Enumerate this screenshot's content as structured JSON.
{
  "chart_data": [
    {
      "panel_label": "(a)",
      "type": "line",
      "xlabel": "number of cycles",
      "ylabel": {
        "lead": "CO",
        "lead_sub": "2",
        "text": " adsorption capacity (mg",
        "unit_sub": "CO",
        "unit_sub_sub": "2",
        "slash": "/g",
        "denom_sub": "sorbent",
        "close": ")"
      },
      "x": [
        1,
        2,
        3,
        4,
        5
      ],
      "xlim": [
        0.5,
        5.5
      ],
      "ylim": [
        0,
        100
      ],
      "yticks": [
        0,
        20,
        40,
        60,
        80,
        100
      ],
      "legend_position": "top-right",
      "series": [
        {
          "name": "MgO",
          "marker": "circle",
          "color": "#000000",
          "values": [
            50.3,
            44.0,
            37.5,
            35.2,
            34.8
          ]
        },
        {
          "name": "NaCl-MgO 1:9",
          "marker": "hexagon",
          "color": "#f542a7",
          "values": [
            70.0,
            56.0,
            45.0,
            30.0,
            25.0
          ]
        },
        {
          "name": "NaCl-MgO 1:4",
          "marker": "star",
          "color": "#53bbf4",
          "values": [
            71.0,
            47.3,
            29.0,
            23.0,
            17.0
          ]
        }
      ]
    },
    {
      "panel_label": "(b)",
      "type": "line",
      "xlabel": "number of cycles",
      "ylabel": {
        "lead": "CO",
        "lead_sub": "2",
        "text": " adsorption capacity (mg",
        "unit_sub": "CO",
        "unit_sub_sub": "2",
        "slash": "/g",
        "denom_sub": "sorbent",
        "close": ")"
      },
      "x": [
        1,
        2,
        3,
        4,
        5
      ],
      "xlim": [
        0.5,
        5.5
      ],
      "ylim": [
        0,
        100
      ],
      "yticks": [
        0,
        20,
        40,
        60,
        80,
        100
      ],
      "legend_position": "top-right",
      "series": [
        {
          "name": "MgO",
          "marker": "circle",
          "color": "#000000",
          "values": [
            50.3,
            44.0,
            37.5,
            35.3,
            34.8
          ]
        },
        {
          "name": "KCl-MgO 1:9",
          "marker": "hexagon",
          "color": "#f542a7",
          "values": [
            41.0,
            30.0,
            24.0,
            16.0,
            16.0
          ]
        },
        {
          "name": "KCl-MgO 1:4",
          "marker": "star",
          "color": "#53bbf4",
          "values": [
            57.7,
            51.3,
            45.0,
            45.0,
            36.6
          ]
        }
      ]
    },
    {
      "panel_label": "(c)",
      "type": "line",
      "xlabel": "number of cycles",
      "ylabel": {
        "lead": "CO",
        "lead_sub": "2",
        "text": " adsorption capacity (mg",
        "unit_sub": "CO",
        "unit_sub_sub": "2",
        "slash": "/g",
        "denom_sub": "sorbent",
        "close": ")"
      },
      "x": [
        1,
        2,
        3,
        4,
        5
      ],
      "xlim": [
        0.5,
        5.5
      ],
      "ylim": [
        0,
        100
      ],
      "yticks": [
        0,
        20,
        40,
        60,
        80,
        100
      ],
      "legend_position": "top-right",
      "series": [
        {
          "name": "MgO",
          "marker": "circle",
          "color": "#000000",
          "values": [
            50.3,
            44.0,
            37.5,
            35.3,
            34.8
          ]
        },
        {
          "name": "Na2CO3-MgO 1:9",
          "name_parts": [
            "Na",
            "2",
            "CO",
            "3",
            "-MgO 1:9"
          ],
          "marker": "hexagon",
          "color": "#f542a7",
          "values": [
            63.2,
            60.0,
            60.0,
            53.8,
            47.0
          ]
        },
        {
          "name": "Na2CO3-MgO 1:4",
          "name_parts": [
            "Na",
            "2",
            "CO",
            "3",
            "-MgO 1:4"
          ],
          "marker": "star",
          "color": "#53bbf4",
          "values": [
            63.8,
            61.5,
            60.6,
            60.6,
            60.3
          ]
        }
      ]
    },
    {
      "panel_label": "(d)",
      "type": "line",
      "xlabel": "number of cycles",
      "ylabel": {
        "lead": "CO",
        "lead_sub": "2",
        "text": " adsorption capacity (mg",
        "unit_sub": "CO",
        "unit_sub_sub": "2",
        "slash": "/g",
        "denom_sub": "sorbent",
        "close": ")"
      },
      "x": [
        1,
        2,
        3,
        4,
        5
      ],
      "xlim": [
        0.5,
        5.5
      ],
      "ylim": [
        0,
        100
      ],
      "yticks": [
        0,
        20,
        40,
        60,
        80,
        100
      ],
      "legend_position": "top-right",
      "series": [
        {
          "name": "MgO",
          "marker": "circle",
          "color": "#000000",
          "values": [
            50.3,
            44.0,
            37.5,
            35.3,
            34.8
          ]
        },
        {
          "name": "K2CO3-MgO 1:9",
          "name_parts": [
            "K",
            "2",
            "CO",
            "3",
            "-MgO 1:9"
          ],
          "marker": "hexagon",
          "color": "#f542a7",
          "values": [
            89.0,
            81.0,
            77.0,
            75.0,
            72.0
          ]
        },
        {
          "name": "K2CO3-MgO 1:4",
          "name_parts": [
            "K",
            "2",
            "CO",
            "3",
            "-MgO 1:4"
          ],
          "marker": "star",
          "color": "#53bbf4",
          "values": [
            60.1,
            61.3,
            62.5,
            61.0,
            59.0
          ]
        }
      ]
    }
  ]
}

═══

*Instruction*.
Restate the listing above word for word.

*Task answer*.
Enumerate this screenshot's content as structured JSON.
{
  "chart_data": [
    {
      "panel_label": "(a)",
      "type": "line",
      "xlabel": "number of cycles",
      "ylabel": {
        "lead": "CO",
        "lead_sub": "2",
        "text": " adsorption capacity (mg",
        "unit_sub": "CO",
        "unit_sub_sub": "2",
        "slash": "/g",
        "denom_sub": "sorbent",
        "close": ")"
      },
      "x": [
        1,
        2,
        3,
        4,
        5
      ],
      "xlim": [
        0.5,
        5.5
      ],
      "ylim": [
        0,
        100
      ],
      "yticks": [
        0,
        20,
        40,
        60,
        80,
        100
      ],
      "legend_position": "top-right",
      "series": [
        {
          "name": "MgO",
          "marker": "circle",
          "color": "#000000",
          "values": [
            50.3,
            44.0,
            37.5,
            35.2,
            34.8
          ]
        },
        {
          "name": "NaCl-MgO 1:9",
          "marker": "hexagon",
          "color": "#f542a7",
          "values": [
            70.0,
            56.0,
            45.0,
            30.0,
            25.0
          ]
        },
        {
          "name": "NaCl-MgO 1:4",
          "marker": "star",
          "color": "#53bbf4",
          "values": [
            71.0,
            47.3,
            29.0,
            23.0,
            17.0
          ]
        }
      ]
    },
    {
      "panel_label": "(b)",
      "type": "line",
      "xlabel": "number of cycles",
      "ylabel": {
        "lead": "CO",
        "lead_sub": "2",
        "text": " adsorption capacity (mg",
        "unit_sub": "CO",
        "unit_sub_sub": "2",
        "slash": "/g",
        "denom_sub": "sorbent",
        "close": ")"
      },
      "x": [
        1,
        2,
        3,
        4,
        5
      ],
      "xlim": [
        0.5,
        5.5
      ],
      "ylim": [
        0,
        100
      ],
      "yticks": [
        0,
        20,
        40,
        60,
        80,
        100
      ],
      "legend_position": "top-right",
      "series": [
        {
          "name": "MgO",
          "marker": "circle",
          "color": "#000000",
          "values": [
            50.3,
            44.0,
            37.5,
            35.3,
            34.8
          ]
        },
        {
          "name": "KCl-MgO 1:9",
          "marker": "hexagon",
          "color": "#f542a7",
          "values": [
            41.0,
            30.0,
            24.0,
            16.0,
            16.0
          ]
        },
        {
          "name": "KCl-MgO 1:4",
          "marker": "star",
          "color": "#53bbf4",
          "values": [
            57.7,
            51.3,
            45.0,
            45.0,
            36.6
          ]
        }
      ]
    },
    {
      "panel_label": "(c)",
      "type": "line",
      "xlabel": "number of cycles",
      "ylabel": {
        "lead": "CO",
        "lead_sub": "2",
        "text": " adsorption capacity (mg",
        "unit_sub": "CO",
        "unit_sub_sub": "2",
        "slash": "/g",
        "denom_sub": "sorbent",
        "close": ")"
      },
      "x": [
        1,
        2,
        3,
        4,
        5
      ],
      "xlim": [
        0.5,
        5.5
      ],
      "ylim": [
        0,
        100
      ],
      "yticks": [
        0,
        20,
        40,
        60,
        80,
        100
      ],
      "legend_position": "top-right",
      "series": [
        {
          "name": "MgO",
          "marker": "circle",
          "color": "#000000",
          "values": [
            50.3,
            44.0,
            37.5,
            35.3,
            34.8
          ]
        },
        {
          "name": "Na2CO3-MgO 1:9",
          "name_parts": [
            "Na",
            "2",
            "CO",
            "3",
            "-MgO 1:9"
          ],
          "marker": "hexagon",
          "color": "#f542a7",
          "values": [
            63.2,
            60.0,
            60.0,
            53.8,
            47.0
          ]
        },
        {
          "name": "Na2CO3-MgO 1:4",
          "name_parts": [
            "Na",
            "2",
            "CO",
            "3",
            "-MgO 1:4"
          ],
          "marker": "star",
          "color": "#53bbf4",
          "values": [
            63.8,
            61.5,
            60.6,
            60.6,
            60.3
          ]
        }
      ]
    },
    {
      "panel_label": "(d)",
      "type": "line",
      "xlabel": "number of cycles",
      "ylabel": {
        "lead": "CO",
        "lead_sub": "2",
        "text": " adsorption capacity (mg",
        "unit_sub": "CO",
        "unit_sub_sub": "2",
        "slash": "/g",
        "denom_sub": "sorbent",
        "close": ")"
      },
      "x": [
        1,
        2,
        3,
        4,
        5
      ],
      "xlim": [
        0.5,
        5.5
      ],
      "ylim": [
        0,
        100
      ],
      "yticks": [
        0,
        20,
        40,
        60,
        80,
        100
      ],
      "legend_position": "top-right",
      "series": [
        {
          "name": "MgO",
          "marker": "circle",
          "color": "#000000",
          "values": [
            50.3,
            44.0,
            37.5,
            35.3,
            34.8
          ]
        },
        {
          "name": "K2CO3-MgO 1:9",
          "name_parts": [
            "K",
            "2",
            "CO",
            "3",
            "-MgO 1:9"
          ],
          "marker": "hexagon",
          "color": "#f542a7",
          "values": [
            89.0,
            81.0,
            77.0,
            75.0,
            72.0
          ]
        },
        {
          "name": "K2CO3-MgO 1:4",
          "name_parts": [
            "K",
            "2",
            "CO",
            "3",
            "-MgO 1:4"
          ],
          "marker": "star",
          "color": "#53bbf4",
          "values": [
            60.1,
            61.3,
            62.5,
            61.0,
            59.0
          ]
        }
      ]
    }
  ]
}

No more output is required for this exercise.